___ Stored records ___

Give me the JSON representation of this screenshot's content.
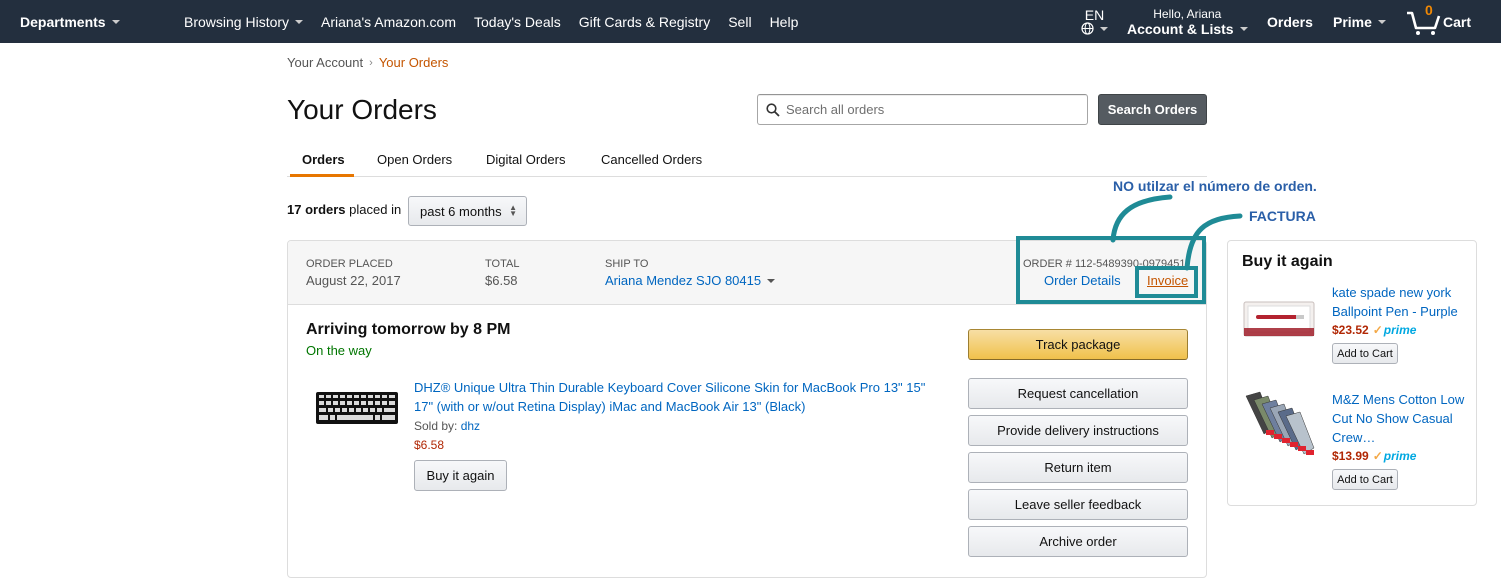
{
  "nav": {
    "departments": "Departments",
    "links": [
      "Browsing History",
      "Ariana's Amazon.com",
      "Today's Deals",
      "Gift Cards & Registry",
      "Sell",
      "Help"
    ],
    "language": "EN",
    "greeting": "Hello, Ariana",
    "account": "Account & Lists",
    "orders": "Orders",
    "prime": "Prime",
    "cart_count": "0",
    "cart": "Cart"
  },
  "breadcrumb": {
    "parent": "Your Account",
    "separator": "›",
    "current": "Your Orders"
  },
  "page_title": "Your Orders",
  "search": {
    "placeholder": "Search all orders",
    "button": "Search Orders"
  },
  "tabs": [
    "Orders",
    "Open Orders",
    "Digital Orders",
    "Cancelled Orders"
  ],
  "summary": {
    "count": "17 orders",
    "placed_in": "placed in",
    "range": "past 6 months"
  },
  "order": {
    "placed_label": "ORDER PLACED",
    "placed_value": "August 22, 2017",
    "total_label": "TOTAL",
    "total_value": "$6.58",
    "ship_label": "SHIP TO",
    "ship_value": "Ariana Mendez SJO 80415",
    "order_number": "ORDER # 112-5489390-0979451",
    "details_link": "Order Details",
    "invoice_link": "Invoice",
    "arriving": "Arriving tomorrow by 8 PM",
    "status": "On the way",
    "product_title": "DHZ® Unique Ultra Thin Durable Keyboard Cover Silicone Skin for MacBook Pro 13\" 15\" 17\" (with or w/out Retina Display) iMac and MacBook Air 13\" (Black)",
    "sold_by_label": "Sold by:",
    "seller": "dhz",
    "price": "$6.58",
    "buy_again": "Buy it again",
    "actions": [
      "Track package",
      "Request cancellation",
      "Provide delivery instructions",
      "Return item",
      "Leave seller feedback",
      "Archive order"
    ]
  },
  "buy_again_panel": {
    "title": "Buy it again",
    "items": [
      {
        "name": "kate spade new york Ballpoint Pen - Purple",
        "price": "$23.52",
        "prime": "prime",
        "button": "Add to Cart"
      },
      {
        "name": "M&Z Mens Cotton Low Cut No Show Casual Crew…",
        "price": "$13.99",
        "prime": "prime",
        "button": "Add to Cart"
      }
    ]
  },
  "annotations": {
    "note_order_number": "NO utilzar el número de orden.",
    "note_invoice": "FACTURA",
    "color": "#1f8b96"
  }
}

___

Do this> Print the complete listing exactly as it stands, without its pictures.

Exercise response>
Give me the JSON representation of this screenshot's content.
{
  "nav": {
    "departments": "Departments",
    "links": [
      "Browsing History",
      "Ariana's Amazon.com",
      "Today's Deals",
      "Gift Cards & Registry",
      "Sell",
      "Help"
    ],
    "language": "EN",
    "greeting": "Hello, Ariana",
    "account": "Account & Lists",
    "orders": "Orders",
    "prime": "Prime",
    "cart_count": "0",
    "cart": "Cart"
  },
  "breadcrumb": {
    "parent": "Your Account",
    "separator": "›",
    "current": "Your Orders"
  },
  "page_title": "Your Orders",
  "search": {
    "placeholder": "Search all orders",
    "button": "Search Orders"
  },
  "tabs": [
    "Orders",
    "Open Orders",
    "Digital Orders",
    "Cancelled Orders"
  ],
  "summary": {
    "count": "17 orders",
    "placed_in": "placed in",
    "range": "past 6 months"
  },
  "order": {
    "placed_label": "ORDER PLACED",
    "placed_value": "August 22, 2017",
    "total_label": "TOTAL",
    "total_value": "$6.58",
    "ship_label": "SHIP TO",
    "ship_value": "Ariana Mendez SJO 80415",
    "order_number": "ORDER # 112-5489390-0979451",
    "details_link": "Order Details",
    "invoice_link": "Invoice",
    "arriving": "Arriving tomorrow by 8 PM",
    "status": "On the way",
    "product_title": "DHZ® Unique Ultra Thin Durable Keyboard Cover Silicone Skin for MacBook Pro 13\" 15\" 17\" (with or w/out Retina Display) iMac and MacBook Air 13\" (Black)",
    "sold_by_label": "Sold by:",
    "seller": "dhz",
    "price": "$6.58",
    "buy_again": "Buy it again",
    "actions": [
      "Track package",
      "Request cancellation",
      "Provide delivery instructions",
      "Return item",
      "Leave seller feedback",
      "Archive order"
    ]
  },
  "buy_again_panel": {
    "title": "Buy it again",
    "items": [
      {
        "name": "kate spade new york Ballpoint Pen - Purple",
        "price": "$23.52",
        "prime": "prime",
        "button": "Add to Cart"
      },
      {
        "name": "M&Z Mens Cotton Low Cut No Show Casual Crew…",
        "price": "$13.99",
        "prime": "prime",
        "button": "Add to Cart"
      }
    ]
  },
  "annotations": {
    "note_order_number": "NO utilzar el número de orden.",
    "note_invoice": "FACTURA",
    "color": "#1f8b96"
  }
}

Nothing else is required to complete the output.